## Exercise task
Find the string "from" in the entries and copy each line that has it.

========

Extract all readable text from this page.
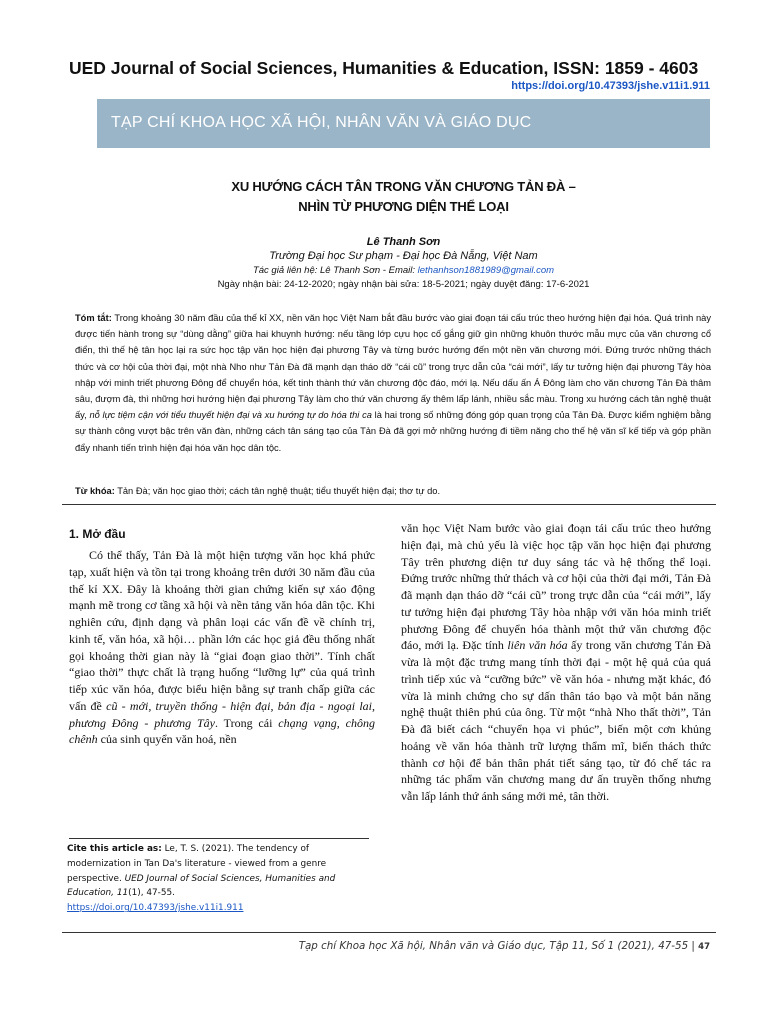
UED Journal of Social Sciences, Humanities & Education, ISSN: 1859 - 4603
https://doi.org/10.47393/jshe.v11i1.911
TẠP CHÍ KHOA HỌC XÃ HỘI, NHÂN VĂN VÀ GIÁO DỤC
XU HƯỚNG CÁCH TÂN TRONG VĂN CHƯƠNG TẢN ĐÀ –
NHÌN TỪ PHƯƠNG DIỆN THỂ LOẠI
Lê Thanh Sơn
Trường Đại học Sư phạm - Đại học Đà Nẵng, Việt Nam
Tác giả liên hệ: Lê Thanh Sơn - Email: lethanhson1881989@gmail.com
Ngày nhận bài: 24-12-2020; ngày nhận bài sửa: 18-5-2021; ngày duyệt đăng: 17-6-2021
Tóm tắt: Trong khoảng 30 năm đầu của thế kỉ XX, nền văn học Việt Nam bắt đầu bước vào giai đoạn tái cấu trúc theo hướng hiện đại hóa. Quá trình này được tiến hành trong sự “dùng dằng” giữa hai khuynh hướng: nếu tầng lớp cựu học cố gắng giữ gìn những khuôn thước mẫu mực của văn chương cổ điển, thì thế hệ tân học lại ra sức học tập văn học hiện đại phương Tây và từng bước hướng đến một nền văn chương mới. Đứng trước những thách thức và cơ hội của thời đại, một nhà Nho như Tản Đà đã mạnh dạn tháo dỡ “cái cũ” trong trực dẫn của “cái mới”, lấy tư tưởng hiện đại phương Tây hòa nhập với minh triết phương Đông để chuyển hóa, kết tinh thành thứ văn chương độc đáo, mới lạ. Nếu dấu ấn Á Đông làm cho văn chương Tản Đà thâm sâu, đượm đà, thì những hơi hướng hiện đại phương Tây làm cho thứ văn chương ấy thêm lấp lánh, nhiều sắc màu. Trong xu hướng cách tân nghệ thuật ấy, nỗ lực tiệm cận với tiểu thuyết hiện đại và xu hướng tự do hóa thi ca là hai trong số những đóng góp quan trọng của Tản Đà. Được kiểm nghiệm bằng sự thành công vượt bậc trên văn đàn, những cách tân sáng tạo của Tản Đà đã gợi mở những hướng đi tiềm năng cho thế hệ văn sĩ kế tiếp và góp phần đẩy nhanh tiến trình hiện đại hóa văn học dân tộc.
Từ khóa: Tản Đà; văn học giao thời; cách tân nghệ thuật; tiểu thuyết hiện đại; thơ tự do.
1. Mở đầu
Có thể thấy, Tản Đà là một hiện tượng văn học khá phức tạp, xuất hiện và tồn tại trong khoảng trên dưới 30 năm đầu của thế kỉ XX. Đây là khoảng thời gian chứng kiến sự xáo động mạnh mẽ trong cơ tầng xã hội và nền tảng văn hóa dân tộc. Khi nghiên cứu, định dạng và phân loại các vấn đề về chính trị, kinh tế, văn hóa, xã hội… phần lớn các học giả đều thống nhất gọi khoảng thời gian này là “giai đoạn giao thời”. Tính chất “giao thời” thực chất là trạng huống “lưỡng lự” của quá trình tiếp xúc văn hóa, được biểu hiện bằng sự tranh chấp giữa các vấn đề cũ - mới, truyền thống - hiện đại, bản địa - ngoại lai, phương Đông - phương Tây. Trong cái chạng vạng, chông chênh của sinh quyển văn hoá, nền
văn học Việt Nam bước vào giai đoạn tái cấu trúc theo hướng hiện đại, mà chủ yếu là việc học tập văn học hiện đại phương Tây trên phương diện tư duy sáng tác và hệ thống thể loại. Đứng trước những thử thách và cơ hội của thời đại mới, Tản Đà đã mạnh dạn tháo dỡ “cái cũ” trong trực dẫn của “cái mới”, lấy tư tưởng hiện đại phương Tây hòa nhập với văn hóa minh triết phương Đông để chuyển hóa thành một thứ văn chương độc đáo, mới lạ. Đặc tính liên văn hóa ấy trong văn chương Tản Đà vừa là một đặc trưng mang tính thời đại - một hệ quả của quá trình tiếp xúc và “cưỡng bức” về văn hóa - nhưng mặt khác, đó vừa là minh chứng cho sự dấn thân táo bạo và một bản năng nghệ thuật thiên phú của ông. Từ một “nhà Nho thất thời”, Tản Đà đã biết cách “chuyển họa vi phúc”, biến một cơn khủng hoảng về văn hóa thành trữ lượng thẩm mĩ, biến thách thức thành cơ hội để bản thân phát tiết sáng tạo, từ đó chế tác ra những tác phẩm văn chương mang dư ấn truyền thống nhưng vẫn lấp lánh thứ ánh sáng mới mẻ, tân thời.
Cite this article as: Le, T. S. (2021). The tendency of modernization in Tan Da's literature - viewed from a genre perspective. UED Journal of Social Sciences, Humanities and Education, 11(1), 47-55.
https://doi.org/10.47393/jshe.v11i1.911
Tạp chí Khoa học Xã hội, Nhân văn và Giáo dục, Tập 11, Số 1 (2021), 47-55 | 47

========

## Written answer
Extract all readable text from this page.
Cite this article as: Le, T. S. (2021). The tendency of modernization in Tan Da's literature - viewed from a genre perspective. UED Journal of Social Sciences, Humanities and Education, 11(1), 47-55.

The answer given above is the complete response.